- PROBLEM DETAILS: State only how many lines contain the string "يجزيه".

- GIVEN INFORMATION:
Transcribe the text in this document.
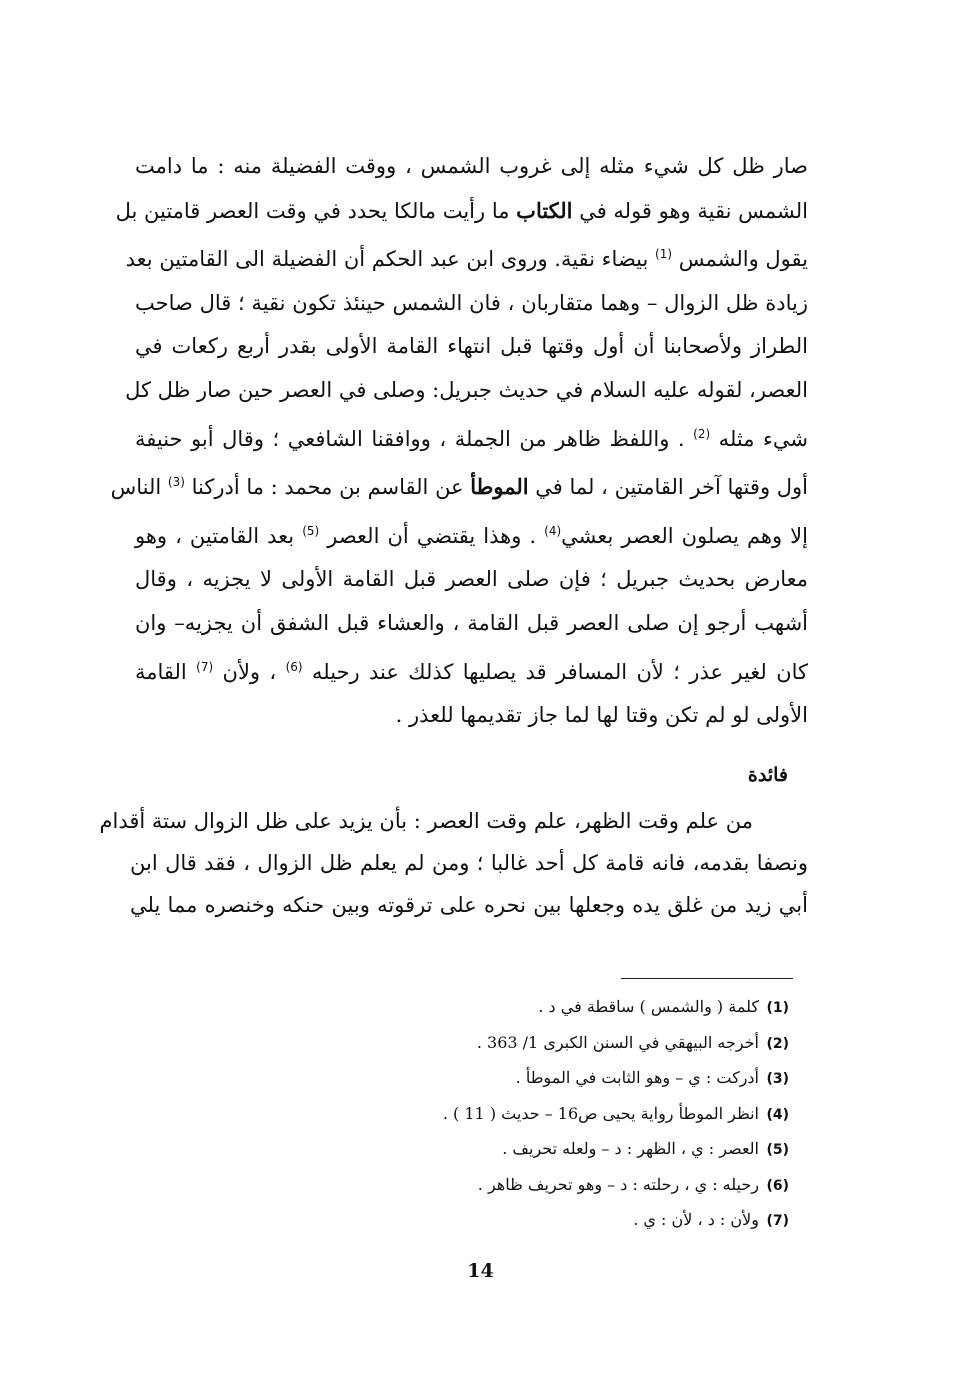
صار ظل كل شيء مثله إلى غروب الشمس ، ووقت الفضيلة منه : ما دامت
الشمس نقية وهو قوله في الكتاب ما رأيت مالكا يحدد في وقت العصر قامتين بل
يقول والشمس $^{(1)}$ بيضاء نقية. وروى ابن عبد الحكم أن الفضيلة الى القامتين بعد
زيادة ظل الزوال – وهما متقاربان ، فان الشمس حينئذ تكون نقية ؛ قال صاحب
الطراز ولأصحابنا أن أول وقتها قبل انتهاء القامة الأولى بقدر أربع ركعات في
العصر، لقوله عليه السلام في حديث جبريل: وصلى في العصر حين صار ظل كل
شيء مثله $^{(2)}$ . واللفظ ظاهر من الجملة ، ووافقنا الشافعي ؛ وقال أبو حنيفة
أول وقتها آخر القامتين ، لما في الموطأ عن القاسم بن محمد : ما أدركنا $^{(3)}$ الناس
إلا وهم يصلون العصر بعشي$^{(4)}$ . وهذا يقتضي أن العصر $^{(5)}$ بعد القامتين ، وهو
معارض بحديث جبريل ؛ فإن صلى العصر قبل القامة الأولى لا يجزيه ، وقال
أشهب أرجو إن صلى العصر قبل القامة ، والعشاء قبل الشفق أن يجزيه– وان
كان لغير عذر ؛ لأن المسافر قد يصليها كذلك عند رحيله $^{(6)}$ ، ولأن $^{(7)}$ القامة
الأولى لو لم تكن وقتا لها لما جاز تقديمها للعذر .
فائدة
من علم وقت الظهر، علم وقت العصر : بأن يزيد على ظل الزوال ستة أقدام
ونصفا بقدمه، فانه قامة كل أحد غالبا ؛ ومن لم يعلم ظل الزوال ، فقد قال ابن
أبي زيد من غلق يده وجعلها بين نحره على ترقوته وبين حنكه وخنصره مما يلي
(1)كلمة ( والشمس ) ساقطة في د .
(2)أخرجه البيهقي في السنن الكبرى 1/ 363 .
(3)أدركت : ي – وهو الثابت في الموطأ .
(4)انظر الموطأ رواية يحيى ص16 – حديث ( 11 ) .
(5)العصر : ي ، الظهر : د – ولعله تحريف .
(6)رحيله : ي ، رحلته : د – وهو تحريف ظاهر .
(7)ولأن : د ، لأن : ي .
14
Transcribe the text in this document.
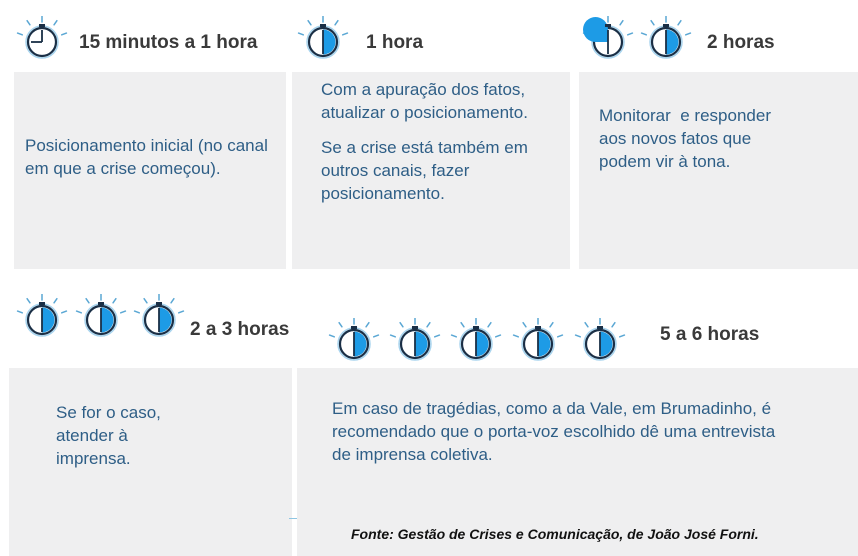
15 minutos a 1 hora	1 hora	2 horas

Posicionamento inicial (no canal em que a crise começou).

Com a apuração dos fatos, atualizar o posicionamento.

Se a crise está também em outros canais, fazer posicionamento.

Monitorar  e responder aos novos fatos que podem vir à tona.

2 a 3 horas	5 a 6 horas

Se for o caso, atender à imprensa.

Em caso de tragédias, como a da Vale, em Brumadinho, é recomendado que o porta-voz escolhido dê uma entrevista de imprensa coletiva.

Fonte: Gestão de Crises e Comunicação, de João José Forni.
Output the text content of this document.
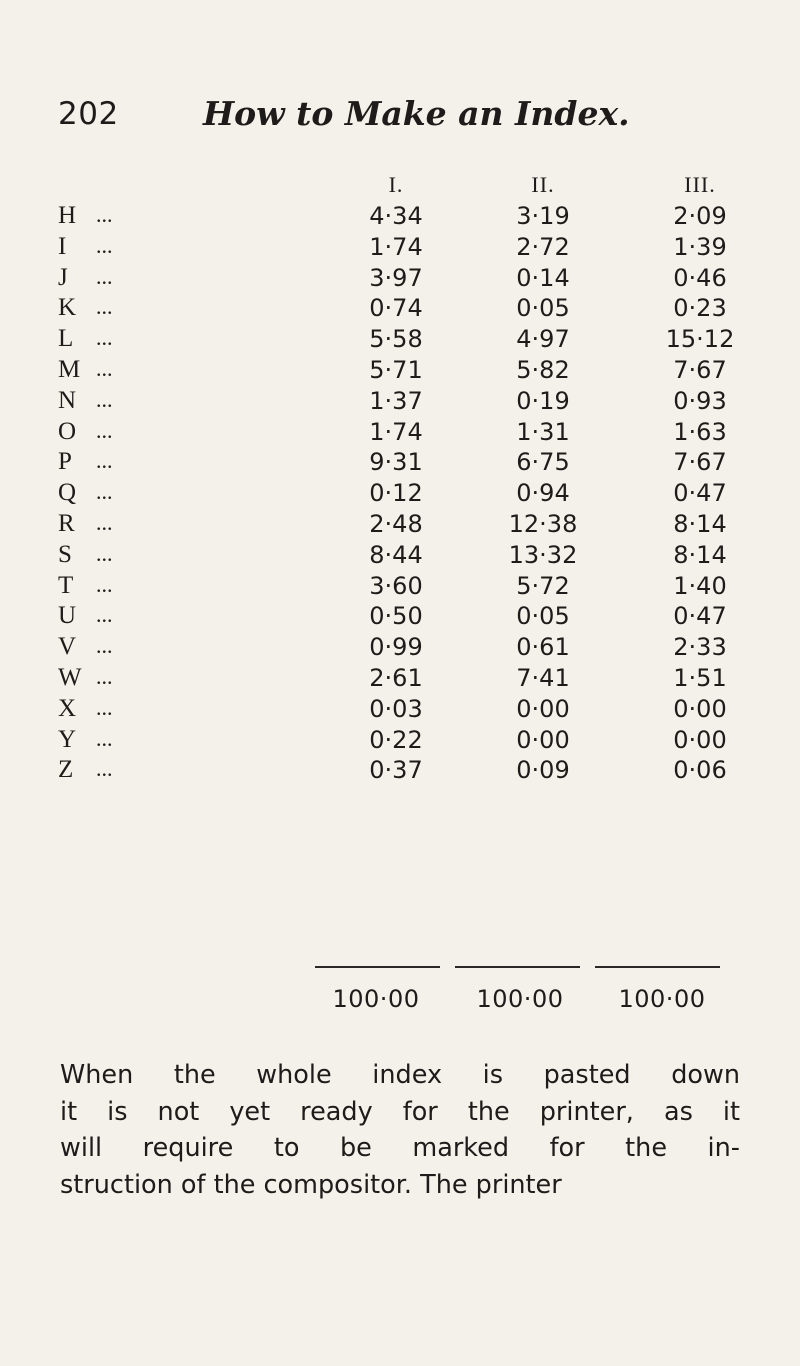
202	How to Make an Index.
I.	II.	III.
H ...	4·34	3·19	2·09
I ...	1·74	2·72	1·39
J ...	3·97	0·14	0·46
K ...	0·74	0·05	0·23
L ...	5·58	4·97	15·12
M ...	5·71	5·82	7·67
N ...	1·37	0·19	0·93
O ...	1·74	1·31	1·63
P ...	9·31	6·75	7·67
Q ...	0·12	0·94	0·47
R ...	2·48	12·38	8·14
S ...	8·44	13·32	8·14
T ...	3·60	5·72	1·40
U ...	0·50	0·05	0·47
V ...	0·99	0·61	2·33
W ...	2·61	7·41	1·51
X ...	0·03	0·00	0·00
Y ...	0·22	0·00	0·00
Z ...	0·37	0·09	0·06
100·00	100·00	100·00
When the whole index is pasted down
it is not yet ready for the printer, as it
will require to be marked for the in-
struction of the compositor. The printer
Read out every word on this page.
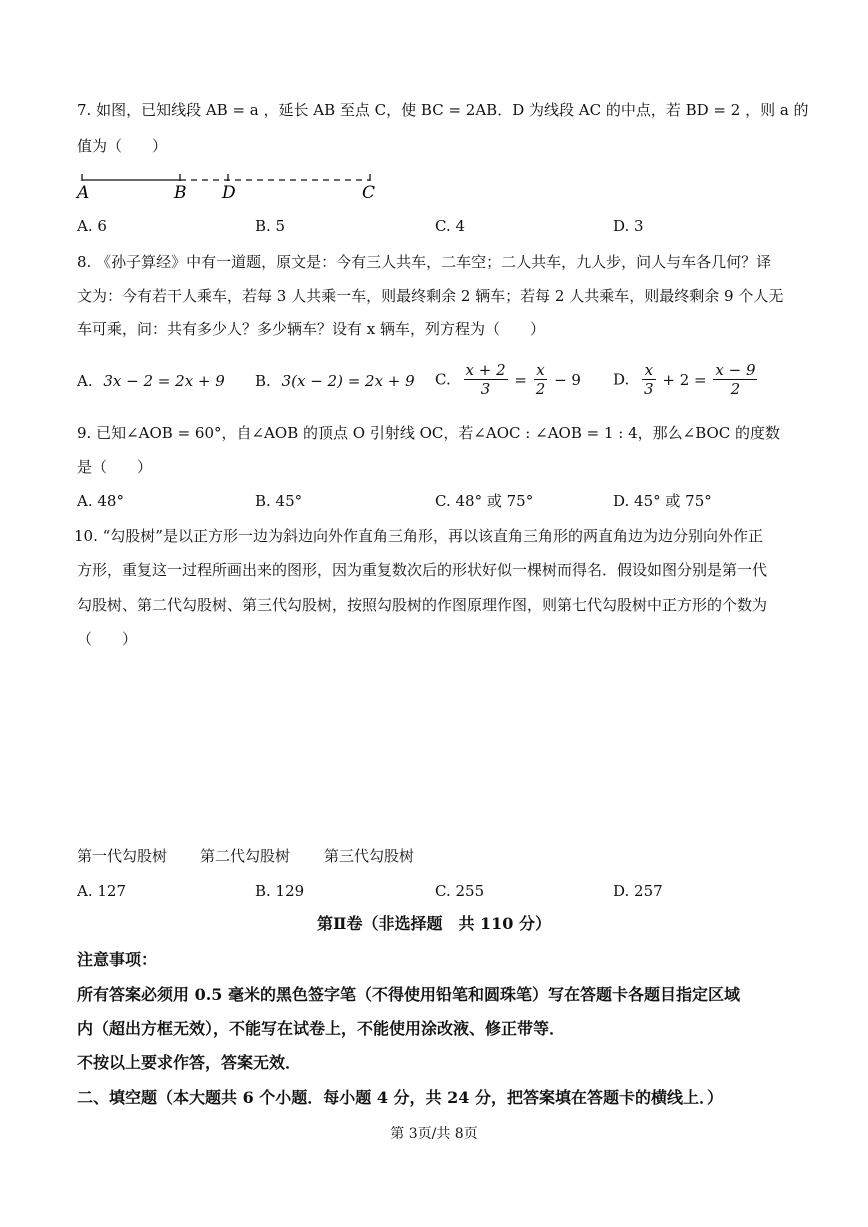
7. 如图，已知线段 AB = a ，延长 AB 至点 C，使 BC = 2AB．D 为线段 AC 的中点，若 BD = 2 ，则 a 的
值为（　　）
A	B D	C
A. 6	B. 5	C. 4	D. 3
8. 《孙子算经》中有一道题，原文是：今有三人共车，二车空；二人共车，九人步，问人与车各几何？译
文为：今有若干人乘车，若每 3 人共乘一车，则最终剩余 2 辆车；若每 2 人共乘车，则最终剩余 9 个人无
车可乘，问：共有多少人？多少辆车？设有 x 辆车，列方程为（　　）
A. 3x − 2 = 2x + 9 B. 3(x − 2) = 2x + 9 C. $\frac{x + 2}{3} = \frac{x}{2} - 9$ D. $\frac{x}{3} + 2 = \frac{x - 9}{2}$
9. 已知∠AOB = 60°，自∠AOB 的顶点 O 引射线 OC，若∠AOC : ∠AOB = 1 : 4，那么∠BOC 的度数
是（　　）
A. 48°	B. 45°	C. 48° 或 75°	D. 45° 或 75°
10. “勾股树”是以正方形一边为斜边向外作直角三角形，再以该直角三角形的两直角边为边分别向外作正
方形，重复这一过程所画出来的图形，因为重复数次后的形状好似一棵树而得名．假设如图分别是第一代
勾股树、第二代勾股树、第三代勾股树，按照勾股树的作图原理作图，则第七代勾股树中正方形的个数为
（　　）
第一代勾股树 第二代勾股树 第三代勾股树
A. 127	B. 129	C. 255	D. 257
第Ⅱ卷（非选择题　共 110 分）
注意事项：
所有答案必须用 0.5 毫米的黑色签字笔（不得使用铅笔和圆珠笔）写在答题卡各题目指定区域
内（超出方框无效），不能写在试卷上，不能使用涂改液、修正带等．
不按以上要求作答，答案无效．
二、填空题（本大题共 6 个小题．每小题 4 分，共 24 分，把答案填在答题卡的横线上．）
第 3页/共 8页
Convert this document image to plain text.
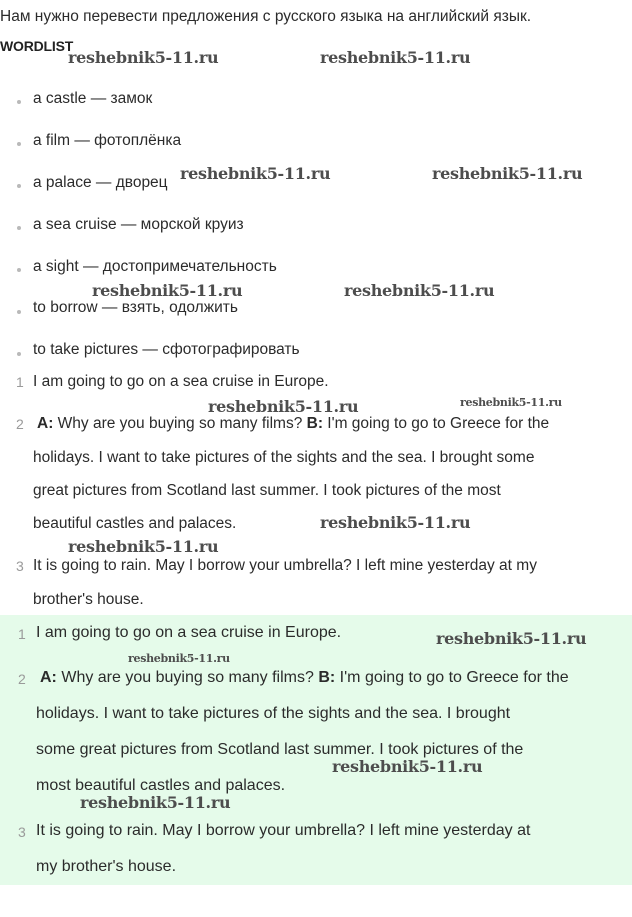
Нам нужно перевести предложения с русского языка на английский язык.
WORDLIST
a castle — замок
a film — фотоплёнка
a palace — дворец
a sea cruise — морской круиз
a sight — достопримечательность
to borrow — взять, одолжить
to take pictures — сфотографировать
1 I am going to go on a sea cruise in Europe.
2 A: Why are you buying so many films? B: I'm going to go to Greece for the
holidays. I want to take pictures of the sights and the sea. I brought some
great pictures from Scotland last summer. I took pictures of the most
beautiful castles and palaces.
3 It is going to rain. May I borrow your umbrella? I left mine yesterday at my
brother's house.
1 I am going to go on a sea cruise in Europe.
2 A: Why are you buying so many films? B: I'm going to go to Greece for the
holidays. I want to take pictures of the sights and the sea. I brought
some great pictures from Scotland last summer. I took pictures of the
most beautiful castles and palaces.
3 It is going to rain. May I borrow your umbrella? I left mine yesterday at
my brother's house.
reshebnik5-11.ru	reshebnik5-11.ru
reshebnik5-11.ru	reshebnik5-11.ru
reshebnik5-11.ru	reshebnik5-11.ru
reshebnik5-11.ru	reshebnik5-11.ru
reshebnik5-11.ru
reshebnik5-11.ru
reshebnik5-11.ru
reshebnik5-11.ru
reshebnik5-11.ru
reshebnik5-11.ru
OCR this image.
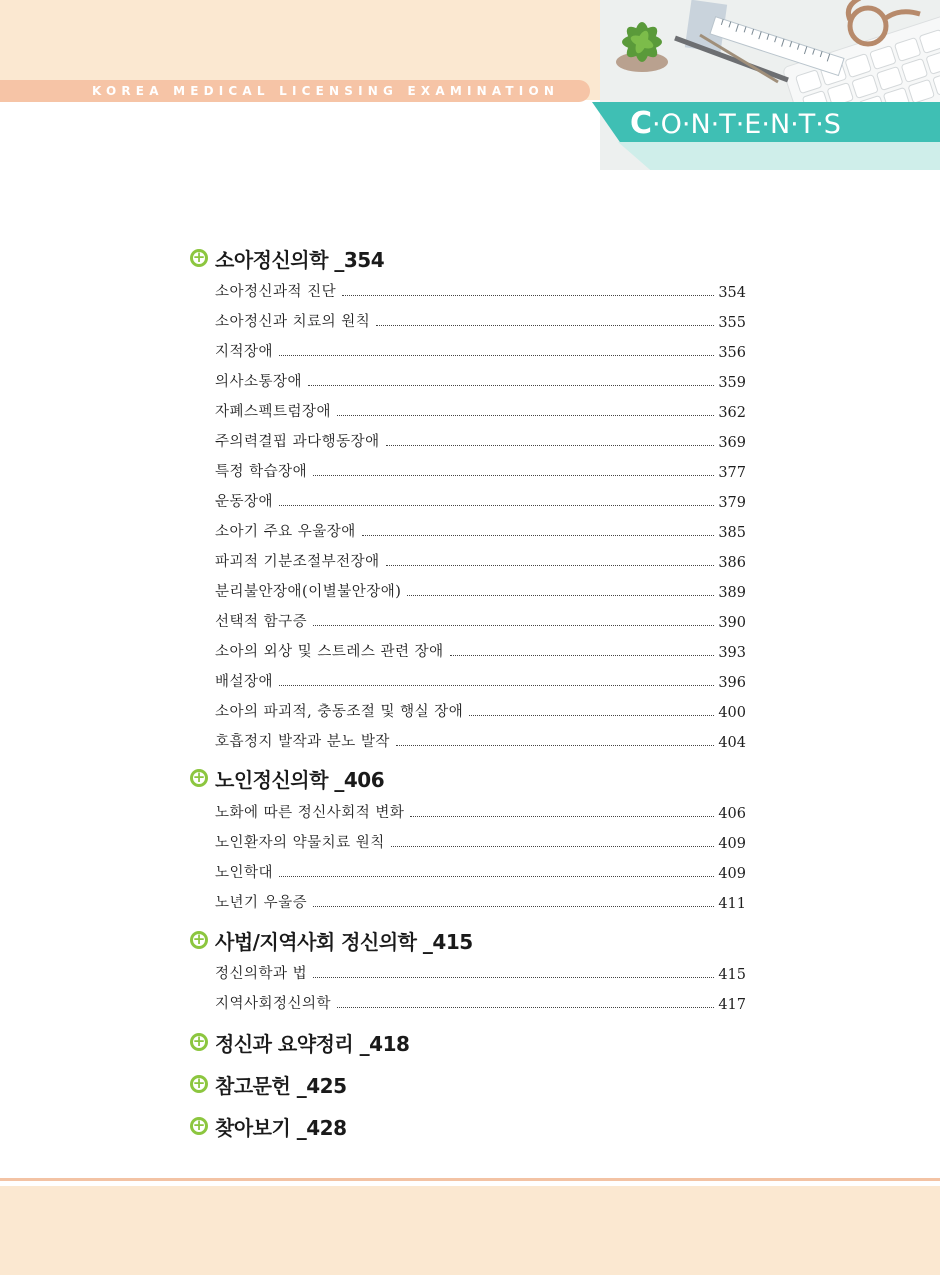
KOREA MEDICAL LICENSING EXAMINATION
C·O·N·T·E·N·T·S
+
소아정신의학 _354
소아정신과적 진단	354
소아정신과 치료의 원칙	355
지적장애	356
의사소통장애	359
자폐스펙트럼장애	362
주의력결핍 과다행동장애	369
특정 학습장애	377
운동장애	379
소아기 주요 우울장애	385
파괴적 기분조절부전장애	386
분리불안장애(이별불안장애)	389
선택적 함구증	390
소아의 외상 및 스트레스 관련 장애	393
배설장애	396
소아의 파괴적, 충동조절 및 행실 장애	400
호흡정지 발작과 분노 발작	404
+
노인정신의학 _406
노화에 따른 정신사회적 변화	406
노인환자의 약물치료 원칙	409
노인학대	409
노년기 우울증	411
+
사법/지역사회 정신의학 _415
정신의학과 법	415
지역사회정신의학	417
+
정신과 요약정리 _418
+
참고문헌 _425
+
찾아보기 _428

- CORRECT RESULT: 2